Exercise brief
Exclude the pictures; give every entry again exactly as written.

────────────────────────────────────────

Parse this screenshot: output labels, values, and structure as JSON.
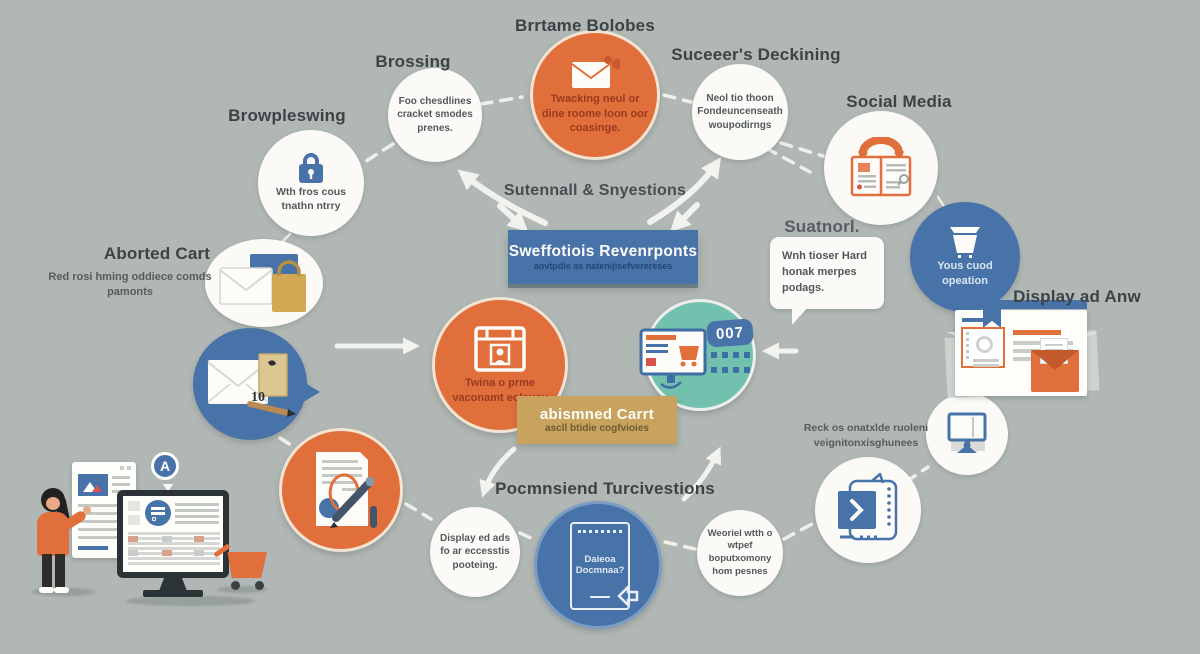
{
  "colors": {
    "background": "#b0b7b4",
    "orange": "#e06f3c",
    "blue": "#4873a9",
    "teal": "#72c0ae",
    "tan": "#c8a35d",
    "white": "#fbfaf7"
  },
  "headings": {
    "brrtame_bolobes": "Brrtame Bolobes",
    "brossing": "Brossing",
    "suceeers_deckining": "Suceeer's Deckining",
    "browpleswing": "Browpleswing",
    "social_media": "Social Media",
    "aborted_cart": "Aborted Cart",
    "aborted_cart_note": "Red rosi hming oddiece comds pamonts",
    "suatnorl": "Suatnorl.",
    "display_ad_anw": "Display ad Anw",
    "sutenvall_snyestions": "Sutennall & Snyestions",
    "pocmnsiend_turcivestions": "Pocmnsiend Turcivestions",
    "reck_note": "Reck os onatxlde ruoleni veignitonxisghunees"
  },
  "banners": {
    "remarketing": {
      "title": "Sweffotiois Revenrponts",
      "subtitle": "aovtpdie as natenijisefverereses"
    },
    "abandoned": {
      "title": "abismned Carrt",
      "subtitle": "ascll btidie cogfvioies"
    }
  },
  "bubbles": {
    "suatnorl_bubble": "Wnh tioser Hard honak merpes podags."
  },
  "circles": {
    "tracking_email": "Twacking neul or dine roome loon oor coasinge.",
    "foo_chesdlines": "Foo chesdlines cracket smodes prenes.",
    "neol_thoon": "Neol tio thoon Fondeuncenseath woupodirngs",
    "lock_note": "Wth fros cous tnathn ntrry",
    "your_cart": "Yous cuod opeation",
    "prime_offer": "Twina o prme vaconamt eolauay",
    "display_ads": "Display ed ads fo ar eccesstis pooteing.",
    "doc_question": "Daieoa Docmnaa?",
    "weoriel": "Weoriel wtth o wtpef boputxomony hom pesnes"
  },
  "badges": {
    "promo_code": "007",
    "stamp_value": "10",
    "monitor_badge": "A"
  }
}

────────────────────────────────────────

Exercise solution
Parse this screenshot: output labels, values, and structure as JSON.
{
  "colors": {
    "background": "#b0b7b4",
    "orange": "#e06f3c",
    "blue": "#4873a9",
    "teal": "#72c0ae",
    "tan": "#c8a35d",
    "white": "#fbfaf7"
  },
  "headings": {
    "brrtame_bolobes": "Brrtame Bolobes",
    "brossing": "Brossing",
    "suceeers_deckining": "Suceeer's Deckining",
    "browpleswing": "Browpleswing",
    "social_media": "Social Media",
    "aborted_cart": "Aborted Cart",
    "aborted_cart_note": "Red rosi hming oddiece comds pamonts",
    "suatnorl": "Suatnorl.",
    "display_ad_anw": "Display ad Anw",
    "sutenvall_snyestions": "Sutennall & Snyestions",
    "pocmnsiend_turcivestions": "Pocmnsiend Turcivestions",
    "reck_note": "Reck os onatxlde ruoleni veignitonxisghunees"
  },
  "banners": {
    "remarketing": {
      "title": "Sweffotiois Revenrponts",
      "subtitle": "aovtpdie as natenijisefverereses"
    },
    "abandoned": {
      "title": "abismned Carrt",
      "subtitle": "ascll btidie cogfvioies"
    }
  },
  "bubbles": {
    "suatnorl_bubble": "Wnh tioser Hard honak merpes podags."
  },
  "circles": {
    "tracking_email": "Twacking neul or dine roome loon oor coasinge.",
    "foo_chesdlines": "Foo chesdlines cracket smodes prenes.",
    "neol_thoon": "Neol tio thoon Fondeuncenseath woupodirngs",
    "lock_note": "Wth fros cous tnathn ntrry",
    "your_cart": "Yous cuod opeation",
    "prime_offer": "Twina o prme vaconamt eolauay",
    "display_ads": "Display ed ads fo ar eccesstis pooteing.",
    "doc_question": "Daieoa Docmnaa?",
    "weoriel": "Weoriel wtth o wtpef boputxomony hom pesnes"
  },
  "badges": {
    "promo_code": "007",
    "stamp_value": "10",
    "monitor_badge": "A"
  }
}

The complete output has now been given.